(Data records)
☆ ☆ ☆ ☆ ☆ ☆ ☆

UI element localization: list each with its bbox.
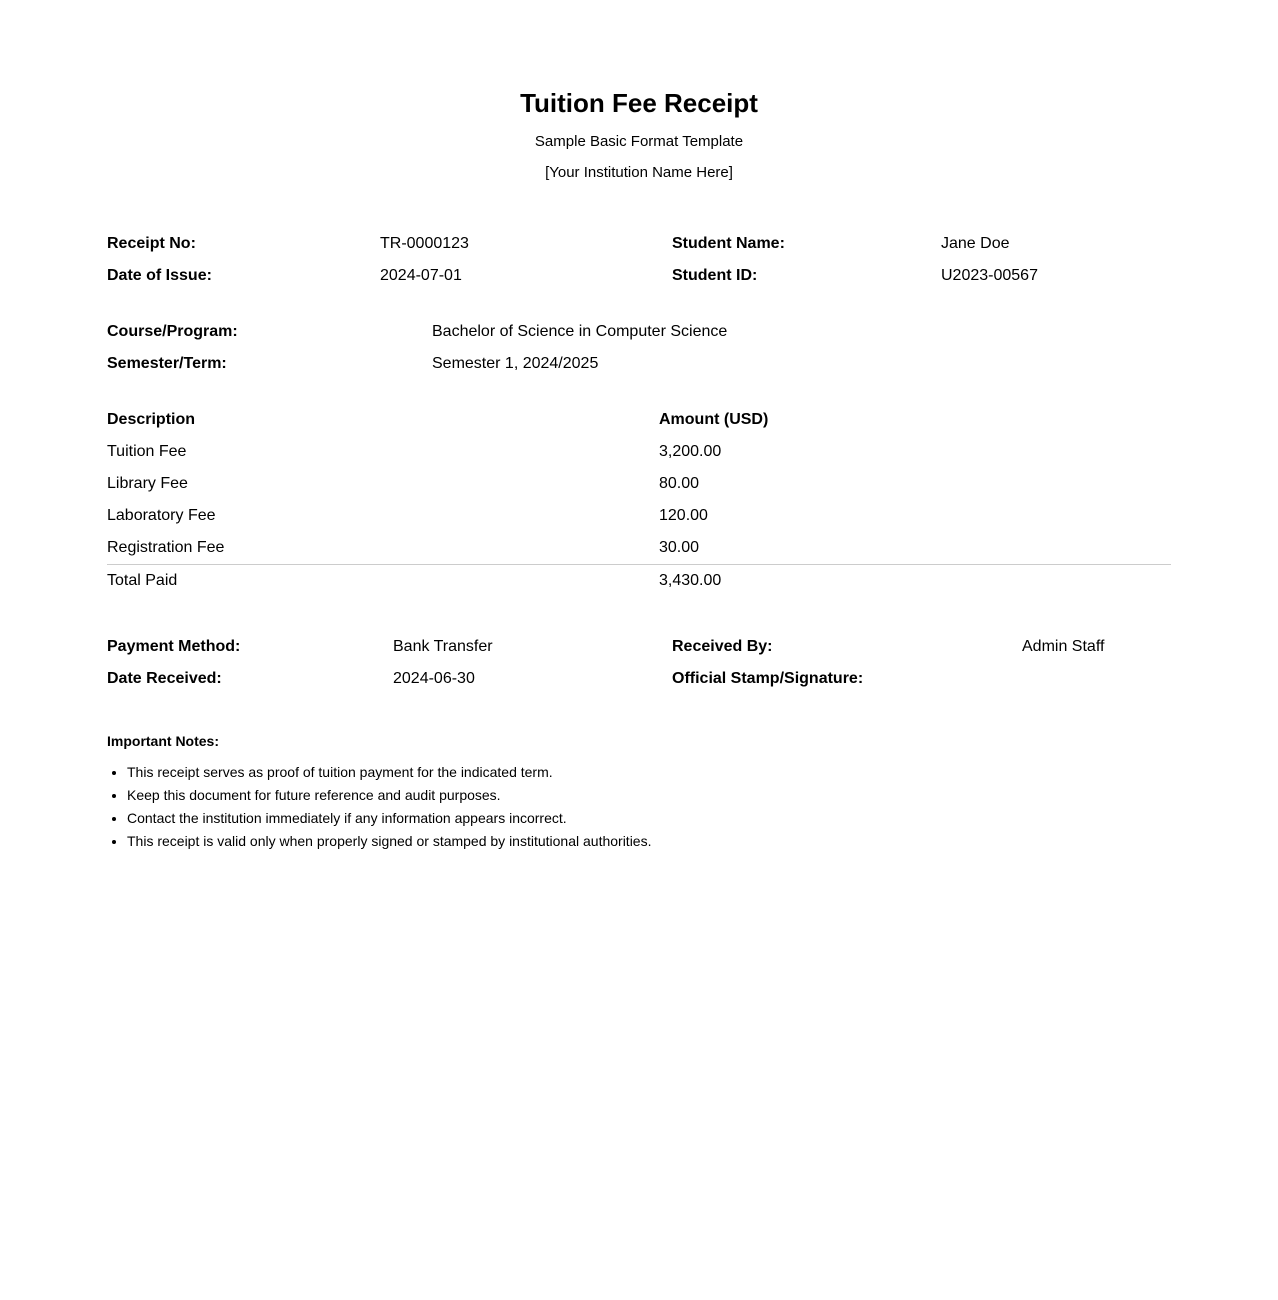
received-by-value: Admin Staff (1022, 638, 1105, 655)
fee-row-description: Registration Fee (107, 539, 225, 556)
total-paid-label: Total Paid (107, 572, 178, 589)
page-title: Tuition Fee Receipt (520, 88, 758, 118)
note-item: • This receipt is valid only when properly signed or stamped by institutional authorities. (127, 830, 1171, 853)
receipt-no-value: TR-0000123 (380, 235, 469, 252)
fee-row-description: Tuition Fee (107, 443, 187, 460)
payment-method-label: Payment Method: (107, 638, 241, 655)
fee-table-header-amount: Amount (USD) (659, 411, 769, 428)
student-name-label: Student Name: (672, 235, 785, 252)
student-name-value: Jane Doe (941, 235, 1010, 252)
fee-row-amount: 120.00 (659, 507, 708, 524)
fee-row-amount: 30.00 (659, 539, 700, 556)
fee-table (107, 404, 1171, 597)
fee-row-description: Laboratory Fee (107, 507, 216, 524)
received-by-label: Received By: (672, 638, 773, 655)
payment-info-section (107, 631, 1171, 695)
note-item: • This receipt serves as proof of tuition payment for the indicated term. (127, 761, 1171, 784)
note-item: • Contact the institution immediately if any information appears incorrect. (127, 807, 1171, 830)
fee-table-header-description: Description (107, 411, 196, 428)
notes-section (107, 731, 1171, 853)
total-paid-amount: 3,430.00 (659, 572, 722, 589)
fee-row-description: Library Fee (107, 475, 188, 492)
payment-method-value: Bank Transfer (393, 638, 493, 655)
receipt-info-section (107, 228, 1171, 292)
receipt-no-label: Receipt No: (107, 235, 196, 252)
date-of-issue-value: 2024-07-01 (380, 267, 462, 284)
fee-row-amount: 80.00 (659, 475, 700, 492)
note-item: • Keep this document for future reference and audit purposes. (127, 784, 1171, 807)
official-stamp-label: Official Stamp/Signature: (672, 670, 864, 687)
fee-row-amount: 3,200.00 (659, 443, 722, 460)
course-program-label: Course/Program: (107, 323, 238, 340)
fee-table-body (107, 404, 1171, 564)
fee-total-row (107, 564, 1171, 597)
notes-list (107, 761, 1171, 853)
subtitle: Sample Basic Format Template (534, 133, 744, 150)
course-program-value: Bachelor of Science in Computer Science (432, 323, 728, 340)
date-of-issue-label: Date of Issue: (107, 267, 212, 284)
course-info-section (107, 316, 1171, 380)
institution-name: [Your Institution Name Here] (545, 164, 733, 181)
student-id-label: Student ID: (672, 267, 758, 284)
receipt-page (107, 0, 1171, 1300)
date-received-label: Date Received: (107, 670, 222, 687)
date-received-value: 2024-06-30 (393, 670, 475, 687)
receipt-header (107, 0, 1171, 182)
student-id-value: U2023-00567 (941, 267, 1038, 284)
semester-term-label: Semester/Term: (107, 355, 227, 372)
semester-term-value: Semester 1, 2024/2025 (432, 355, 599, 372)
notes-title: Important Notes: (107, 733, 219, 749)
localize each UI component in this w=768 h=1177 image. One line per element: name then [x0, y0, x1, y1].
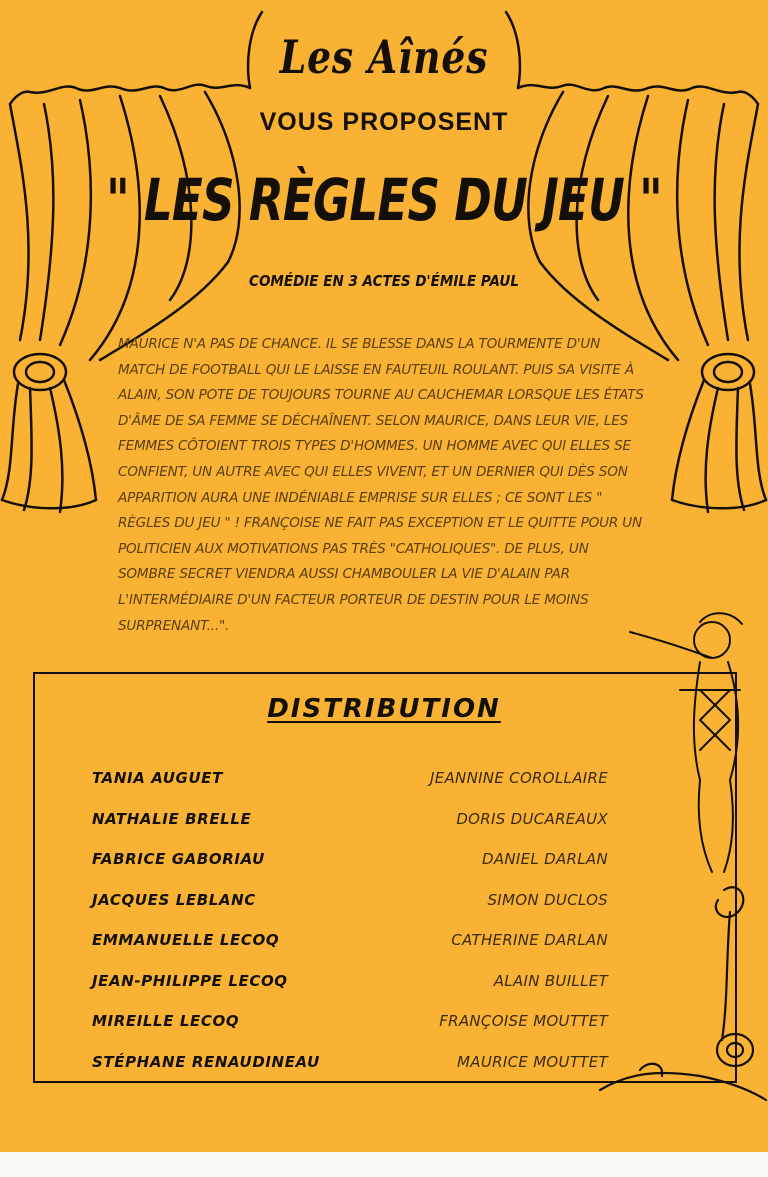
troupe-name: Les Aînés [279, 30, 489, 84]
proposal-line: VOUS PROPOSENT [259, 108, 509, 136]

☆ ☆ ☆ ☆ ☆ ☆ ☆

TASK BRIEF: Reproduce the data records above exactly, line for line, leaving out the pictures.

OUTPUT OF THE EXERCISE:
UI element localization: list each with its bbox.
received-by-value: Admin Staff (1022, 638, 1105, 655)
fee-row-description: Registration Fee (107, 539, 225, 556)
total-paid-label: Total Paid (107, 572, 178, 589)
page-title: Tuition Fee Receipt (520, 88, 758, 118)
note-item: • This receipt is valid only when properly signed or stamped by institutional authorities. (127, 830, 1171, 853)
receipt-no-value: TR-0000123 (380, 235, 469, 252)
fee-row-description: Tuition Fee (107, 443, 187, 460)
payment-method-label: Payment Method: (107, 638, 241, 655)
fee-table-header-amount: Amount (USD) (659, 411, 769, 428)
student-name-label: Student Name: (672, 235, 785, 252)
student-name-value: Jane Doe (941, 235, 1010, 252)
fee-row-amount: 120.00 (659, 507, 708, 524)
fee-row-amount: 30.00 (659, 539, 700, 556)
fee-table (107, 404, 1171, 597)
fee-row-description: Laboratory Fee (107, 507, 216, 524)
received-by-label: Received By: (672, 638, 773, 655)
payment-info-section (107, 631, 1171, 695)
note-item: • This receipt serves as proof of tuition payment for the indicated term. (127, 761, 1171, 784)
note-item: • Contact the institution immediately if any information appears incorrect. (127, 807, 1171, 830)
fee-table-header-description: Description (107, 411, 196, 428)
notes-section (107, 731, 1171, 853)
total-paid-amount: 3,430.00 (659, 572, 722, 589)
fee-row-description: Library Fee (107, 475, 188, 492)
payment-method-value: Bank Transfer (393, 638, 493, 655)
receipt-info-section (107, 228, 1171, 292)
receipt-no-label: Receipt No: (107, 235, 196, 252)
date-of-issue-value: 2024-07-01 (380, 267, 462, 284)
fee-row-amount: 80.00 (659, 475, 700, 492)
note-item: • Keep this document for future reference and audit purposes. (127, 784, 1171, 807)
official-stamp-label: Official Stamp/Signature: (672, 670, 864, 687)
fee-row-amount: 3,200.00 (659, 443, 722, 460)
course-program-label: Course/Program: (107, 323, 238, 340)
fee-table-body (107, 404, 1171, 564)
fee-total-row (107, 564, 1171, 597)
notes-list (107, 761, 1171, 853)
subtitle: Sample Basic Format Template (534, 133, 744, 150)
course-program-value: Bachelor of Science in Computer Science (432, 323, 728, 340)
date-of-issue-label: Date of Issue: (107, 267, 212, 284)
course-info-section (107, 316, 1171, 380)
institution-name: [Your Institution Name Here] (545, 164, 733, 181)
student-id-label: Student ID: (672, 267, 758, 284)
receipt-page (107, 0, 1171, 1300)
date-received-label: Date Received: (107, 670, 222, 687)
date-received-value: 2024-06-30 (393, 670, 475, 687)
receipt-header (107, 0, 1171, 182)
student-id-value: U2023-00567 (941, 267, 1038, 284)
semester-term-label: Semester/Term: (107, 355, 227, 372)
semester-term-value: Semester 1, 2024/2025 (432, 355, 599, 372)
notes-title: Important Notes: (107, 733, 219, 749)
localize each UI component in this w=768 h=1177 image. One line per element: name then [x0, y0, x1, y1].
troupe-name: Les Aînés [279, 30, 489, 84]
proposal-line: VOUS PROPOSENT [259, 108, 509, 136]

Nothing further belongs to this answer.